-- TASK DATA follows --
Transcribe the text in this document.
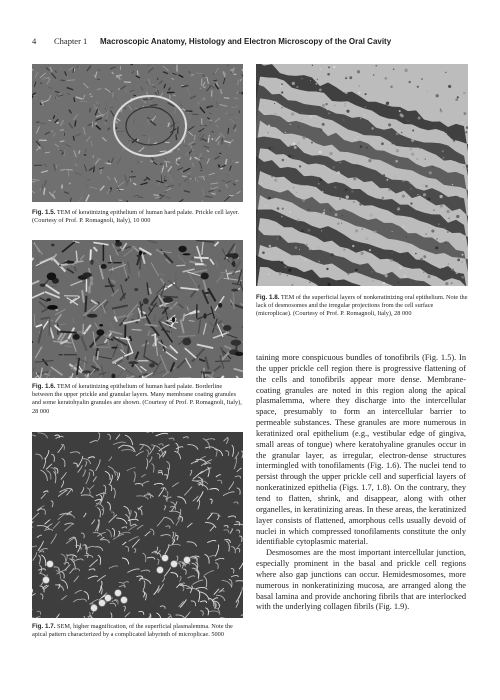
4 Chapter 1 Macroscopic Anatomy, Histology and Electron Microscopy of the Oral Cavity
Fig. 1.5. TEM of keratinizing epithelium of human hard palate. Prickle cell layer. (Courtesy of Prof. P. Romagnoli, Italy), 10 000
Fig. 1.6. TEM of keratinizing epithelium of human hard palate. Borderline between the upper prickle and granular layers. Many membrane coating granules and some keratohyalin granules are shown. (Courtesy of Prof. P. Romagnoli, Italy), 28 000
Fig. 1.7. SEM, higher magnification, of the superficial plasmalemma. Note the apical pattern characterized by a complicated labyrinth of microplicae. 5000
Fig. 1.8. TEM of the superficial layers of nonkeratinizing oral epithelium. Note the lack of desmosomes and the irregular projections from the cell surface (microplicae). (Courtesy of Prof. P. Romagnoli, Italy), 28 000

taining more conspicuous bundles of tonofibrils (Fig. 1.5). In the upper prickle cell region there is progressive flattening of the cells and tonofibrils appear more dense. Membrane-coating granules are noted in this region along the apical plasmalemma, where they discharge into the intercellular space, presumably to form an intercellular barrier to permeable substances. These granules are more numerous in keratinized oral epithelium (e.g., vestibular edge of gingiva, small areas of tongue) where keratohyaline granules occur in the granular layer, as irregular, electron-dense structures intermingled with tonofilaments (Fig. 1.6). The nuclei tend to persist through the upper prickle cell and superficial layers of nonkeratinized epithelia (Figs. 1.7, 1.8). On the contrary, they tend to flatten, shrink, and disappear, along with other organelles, in keratinizing areas. In these areas, the keratinized layer consists of flattened, amorphous cells usually devoid of nuclei in which compressed tonofilaments constitute the only identifiable cytoplasmic material.

Desmosomes are the most important intercellular junction, especially prominent in the basal and prickle cell regions where also gap junctions can occur. Hemidesmosomes, more numerous in nonkeratinizing mucosa, are arranged along the basal lamina and provide anchoring fibrils that are interlocked with the underlying collagen fibrils (Fig. 1.9).
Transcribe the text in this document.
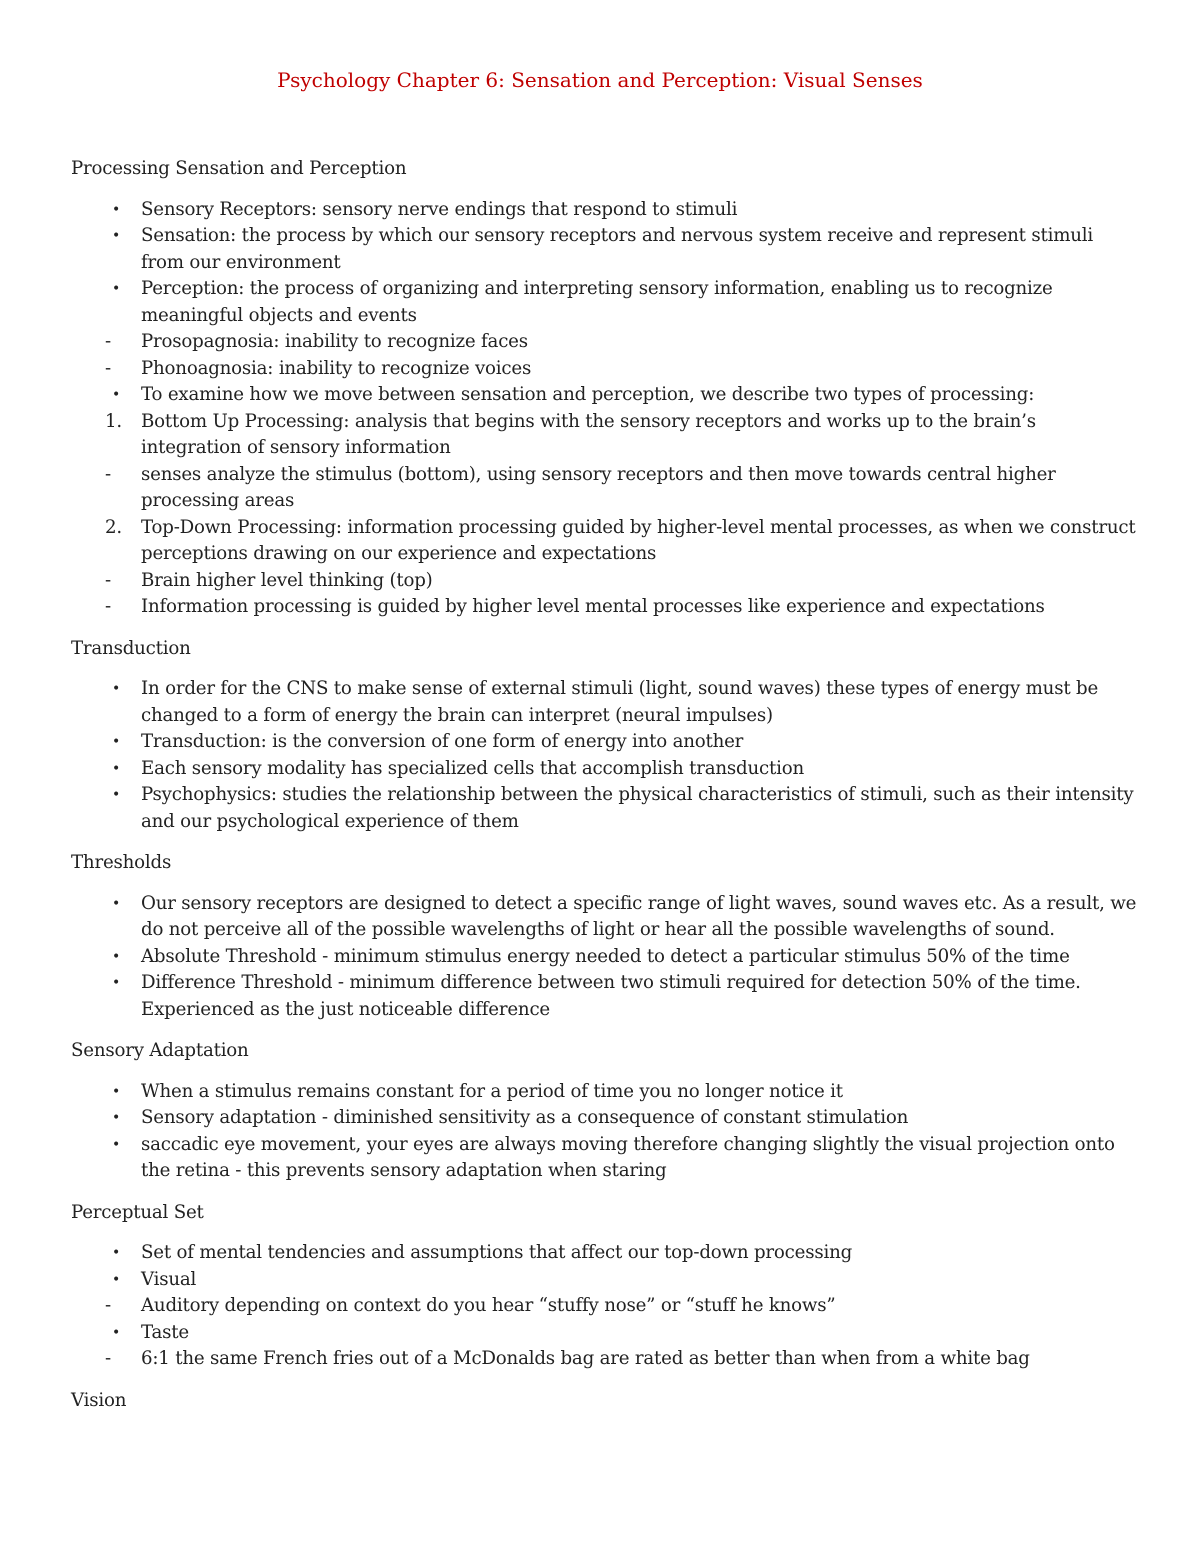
Psychology Chapter 6: Sensation and Perception: Visual Senses
Processing Sensation and Perception
•	Sensory Receptors: sensory nerve endings that respond to stimuli
•	Sensation: the process by which our sensory receptors and nervous system receive and represent stimuli from our environment
•	Perception: the process of organizing and interpreting sensory information, enabling us to recognize meaningful objects and events
-	Prosopagnosia: inability to recognize faces
-	Phonoagnosia: inability to recognize voices
•	To examine how we move between sensation and perception, we describe two types of processing:
1.	Bottom Up Processing: analysis that begins with the sensory receptors and works up to the brain’s integration of sensory information
-	senses analyze the stimulus (bottom), using sensory receptors and then move towards central higher processing areas
2.	Top-Down Processing: information processing guided by higher-level mental processes, as when we construct perceptions drawing on our experience and expectations
-	Brain higher level thinking (top)
-	Information processing is guided by higher level mental processes like experience and expectations
Transduction
•	In order for the CNS to make sense of external stimuli (light, sound waves) these types of energy must be changed to a form of energy the brain can interpret (neural impulses)
•	Transduction: is the conversion of one form of energy into another
•	Each sensory modality has specialized cells that accomplish transduction
•	Psychophysics: studies the relationship between the physical characteristics of stimuli, such as their intensity and our psychological experience of them
Thresholds
•	Our sensory receptors are designed to detect a specific range of light waves, sound waves etc. As a result, we do not perceive all of the possible wavelengths of light or hear all the possible wavelengths of sound.
•	Absolute Threshold - minimum stimulus energy needed to detect a particular stimulus 50% of the time
•	Difference Threshold - minimum difference between two stimuli required for detection 50% of the time. Experienced as the just noticeable difference
Sensory Adaptation
•	When a stimulus remains constant for a period of time you no longer notice it
•	Sensory adaptation - diminished sensitivity as a consequence of constant stimulation
•	saccadic eye movement, your eyes are always moving therefore changing slightly the visual projection onto the retina - this prevents sensory adaptation when staring
Perceptual Set
•	Set of mental tendencies and assumptions that affect our top-down processing
•	Visual
-	Auditory depending on context do you hear “stuffy nose” or “stuff he knows”
•	Taste
-	6:1 the same French fries out of a McDonalds bag are rated as better than when from a white bag
Vision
-- TASK DATA concluded --
* [PROBLEM REQUIREMENTS]
Give back all of the entries verbatim, but without pictures.

* [EXPECTED ANSWER]
Transcribe the text in this document.
4 Chapter 1 Macroscopic Anatomy, Histology and Electron Microscopy of the Oral Cavity
Fig. 1.5. TEM of keratinizing epithelium of human hard palate. Prickle cell layer. (Courtesy of Prof. P. Romagnoli, Italy), 10 000
Fig. 1.6. TEM of keratinizing epithelium of human hard palate. Borderline between the upper prickle and granular layers. Many membrane coating granules and some keratohyalin granules are shown. (Courtesy of Prof. P. Romagnoli, Italy), 28 000
Fig. 1.7. SEM, higher magnification, of the superficial plasmalemma. Note the apical pattern characterized by a complicated labyrinth of microplicae. 5000
Fig. 1.8. TEM of the superficial layers of nonkeratinizing oral epithelium. Note the lack of desmosomes and the irregular projections from the cell surface (microplicae). (Courtesy of Prof. P. Romagnoli, Italy), 28 000

taining more conspicuous bundles of tonofibrils (Fig. 1.5). In the upper prickle cell region there is progressive flattening of the cells and tonofibrils appear more dense. Membrane-coating granules are noted in this region along the apical plasmalemma, where they discharge into the intercellular space, presumably to form an intercellular barrier to permeable substances. These granules are more numerous in keratinized oral epithelium (e.g., vestibular edge of gingiva, small areas of tongue) where keratohyaline granules occur in the granular layer, as irregular, electron-dense structures intermingled with tonofilaments (Fig. 1.6). The nuclei tend to persist through the upper prickle cell and superficial layers of nonkeratinized epithelia (Figs. 1.7, 1.8). On the contrary, they tend to flatten, shrink, and disappear, along with other organelles, in keratinizing areas. In these areas, the keratinized layer consists of flattened, amorphous cells usually devoid of nuclei in which compressed tonofilaments constitute the only identifiable cytoplasmic material.

Desmosomes are the most important intercellular junction, especially prominent in the basal and prickle cell regions where also gap junctions can occur. Hemidesmosomes, more numerous in nonkeratinizing mucosa, are arranged along the basal lamina and provide anchoring fibrils that are interlocked with the underlying collagen fibrils (Fig. 1.9).
Transcribe the text in this document.
Psychology Chapter 6: Sensation and Perception: Visual Senses
Processing Sensation and Perception
•	Sensory Receptors: sensory nerve endings that respond to stimuli
•	Sensation: the process by which our sensory receptors and nervous system receive and represent stimuli from our environment
•	Perception: the process of organizing and interpreting sensory information, enabling us to recognize meaningful objects and events
-	Prosopagnosia: inability to recognize faces
-	Phonoagnosia: inability to recognize voices
•	To examine how we move between sensation and perception, we describe two types of processing:
1.	Bottom Up Processing: analysis that begins with the sensory receptors and works up to the brain’s integration of sensory information
-	senses analyze the stimulus (bottom), using sensory receptors and then move towards central higher processing areas
2.	Top-Down Processing: information processing guided by higher-level mental processes, as when we construct perceptions drawing on our experience and expectations
-	Brain higher level thinking (top)
-	Information processing is guided by higher level mental processes like experience and expectations
Transduction
•	In order for the CNS to make sense of external stimuli (light, sound waves) these types of energy must be changed to a form of energy the brain can interpret (neural impulses)
•	Transduction: is the conversion of one form of energy into another
•	Each sensory modality has specialized cells that accomplish transduction
•	Psychophysics: studies the relationship between the physical characteristics of stimuli, such as their intensity and our psychological experience of them
Thresholds
•	Our sensory receptors are designed to detect a specific range of light waves, sound waves etc. As a result, we do not perceive all of the possible wavelengths of light or hear all the possible wavelengths of sound.
•	Absolute Threshold - minimum stimulus energy needed to detect a particular stimulus 50% of the time
•	Difference Threshold - minimum difference between two stimuli required for detection 50% of the time. Experienced as the just noticeable difference
Sensory Adaptation
•	When a stimulus remains constant for a period of time you no longer notice it
•	Sensory adaptation - diminished sensitivity as a consequence of constant stimulation
•	saccadic eye movement, your eyes are always moving therefore changing slightly the visual projection onto the retina - this prevents sensory adaptation when staring
Perceptual Set
•	Set of mental tendencies and assumptions that affect our top-down processing
•	Visual
-	Auditory depending on context do you hear “stuffy nose” or “stuff he knows”
•	Taste
-	6:1 the same French fries out of a McDonalds bag are rated as better than when from a white bag
Vision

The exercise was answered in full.